*WHAT TO WORK ON*: Repeat all of the records verbatim.

[Dataset records]
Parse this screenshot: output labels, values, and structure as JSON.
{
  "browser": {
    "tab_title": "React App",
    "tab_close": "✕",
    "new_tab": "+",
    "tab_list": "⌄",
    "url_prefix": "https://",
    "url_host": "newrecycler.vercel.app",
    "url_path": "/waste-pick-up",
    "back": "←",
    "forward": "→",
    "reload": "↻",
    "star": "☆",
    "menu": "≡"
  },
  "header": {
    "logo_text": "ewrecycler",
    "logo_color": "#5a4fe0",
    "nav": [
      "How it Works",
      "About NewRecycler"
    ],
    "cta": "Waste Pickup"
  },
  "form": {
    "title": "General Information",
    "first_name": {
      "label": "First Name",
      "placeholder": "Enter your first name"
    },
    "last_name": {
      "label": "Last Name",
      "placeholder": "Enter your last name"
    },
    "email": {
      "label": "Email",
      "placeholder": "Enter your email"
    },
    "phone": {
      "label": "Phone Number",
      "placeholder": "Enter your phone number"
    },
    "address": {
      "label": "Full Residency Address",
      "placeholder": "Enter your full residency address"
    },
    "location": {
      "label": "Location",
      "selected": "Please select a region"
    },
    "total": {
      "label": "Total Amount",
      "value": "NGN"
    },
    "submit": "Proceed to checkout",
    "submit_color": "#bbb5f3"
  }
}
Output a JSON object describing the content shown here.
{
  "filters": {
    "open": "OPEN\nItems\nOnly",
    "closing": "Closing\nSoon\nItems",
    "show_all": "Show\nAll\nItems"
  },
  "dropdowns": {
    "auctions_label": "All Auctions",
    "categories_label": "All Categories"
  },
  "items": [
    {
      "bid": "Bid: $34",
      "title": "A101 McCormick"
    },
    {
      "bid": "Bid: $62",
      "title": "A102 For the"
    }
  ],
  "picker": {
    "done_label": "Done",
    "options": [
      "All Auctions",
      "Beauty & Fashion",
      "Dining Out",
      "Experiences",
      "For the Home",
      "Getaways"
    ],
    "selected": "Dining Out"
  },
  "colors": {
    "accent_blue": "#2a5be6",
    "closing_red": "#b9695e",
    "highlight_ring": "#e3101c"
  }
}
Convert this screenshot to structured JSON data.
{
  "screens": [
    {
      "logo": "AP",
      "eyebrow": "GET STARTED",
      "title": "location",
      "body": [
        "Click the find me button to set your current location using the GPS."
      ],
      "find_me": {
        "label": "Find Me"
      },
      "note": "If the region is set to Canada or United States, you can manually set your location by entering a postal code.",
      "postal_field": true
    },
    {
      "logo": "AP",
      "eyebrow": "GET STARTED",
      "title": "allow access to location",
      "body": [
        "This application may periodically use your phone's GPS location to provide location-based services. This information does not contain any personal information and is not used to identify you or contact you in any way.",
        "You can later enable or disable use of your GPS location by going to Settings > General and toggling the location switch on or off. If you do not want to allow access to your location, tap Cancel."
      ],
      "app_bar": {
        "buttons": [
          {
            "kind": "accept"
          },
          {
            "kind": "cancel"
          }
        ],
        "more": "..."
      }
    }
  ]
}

*COMPLETE OUTPUT*:
Parse this screenshot: output labels, values, and structure as JSON.
{
  "browser": {
    "tab_title": "React App",
    "tab_close": "✕",
    "new_tab": "+",
    "tab_list": "⌄",
    "url_prefix": "https://",
    "url_host": "newrecycler.vercel.app",
    "url_path": "/waste-pick-up",
    "back": "←",
    "forward": "→",
    "reload": "↻",
    "star": "☆",
    "menu": "≡"
  },
  "header": {
    "logo_text": "ewrecycler",
    "logo_color": "#5a4fe0",
    "nav": [
      "How it Works",
      "About NewRecycler"
    ],
    "cta": "Waste Pickup"
  },
  "form": {
    "title": "General Information",
    "first_name": {
      "label": "First Name",
      "placeholder": "Enter your first name"
    },
    "last_name": {
      "label": "Last Name",
      "placeholder": "Enter your last name"
    },
    "email": {
      "label": "Email",
      "placeholder": "Enter your email"
    },
    "phone": {
      "label": "Phone Number",
      "placeholder": "Enter your phone number"
    },
    "address": {
      "label": "Full Residency Address",
      "placeholder": "Enter your full residency address"
    },
    "location": {
      "label": "Location",
      "selected": "Please select a region"
    },
    "total": {
      "label": "Total Amount",
      "value": "NGN"
    },
    "submit": "Proceed to checkout",
    "submit_color": "#bbb5f3"
  }
}
Output a JSON object describing the content shown here.
{
  "filters": {
    "open": "OPEN\nItems\nOnly",
    "closing": "Closing\nSoon\nItems",
    "show_all": "Show\nAll\nItems"
  },
  "dropdowns": {
    "auctions_label": "All Auctions",
    "categories_label": "All Categories"
  },
  "items": [
    {
      "bid": "Bid: $34",
      "title": "A101 McCormick"
    },
    {
      "bid": "Bid: $62",
      "title": "A102 For the"
    }
  ],
  "picker": {
    "done_label": "Done",
    "options": [
      "All Auctions",
      "Beauty & Fashion",
      "Dining Out",
      "Experiences",
      "For the Home",
      "Getaways"
    ],
    "selected": "Dining Out"
  },
  "colors": {
    "accent_blue": "#2a5be6",
    "closing_red": "#b9695e",
    "highlight_ring": "#e3101c"
  }
}
Convert this screenshot to structured JSON data.
{
  "screens": [
    {
      "logo": "AP",
      "eyebrow": "GET STARTED",
      "title": "location",
      "body": [
        "Click the find me button to set your current location using the GPS."
      ],
      "find_me": {
        "label": "Find Me"
      },
      "note": "If the region is set to Canada or United States, you can manually set your location by entering a postal code.",
      "postal_field": true
    },
    {
      "logo": "AP",
      "eyebrow": "GET STARTED",
      "title": "allow access to location",
      "body": [
        "This application may periodically use your phone's GPS location to provide location-based services. This information does not contain any personal information and is not used to identify you or contact you in any way.",
        "You can later enable or disable use of your GPS location by going to Settings > General and toggling the location switch on or off. If you do not want to allow access to your location, tap Cancel."
      ],
      "app_bar": {
        "buttons": [
          {
            "kind": "accept"
          },
          {
            "kind": "cancel"
          }
        ],
        "more": "..."
      }
    }
  ]
}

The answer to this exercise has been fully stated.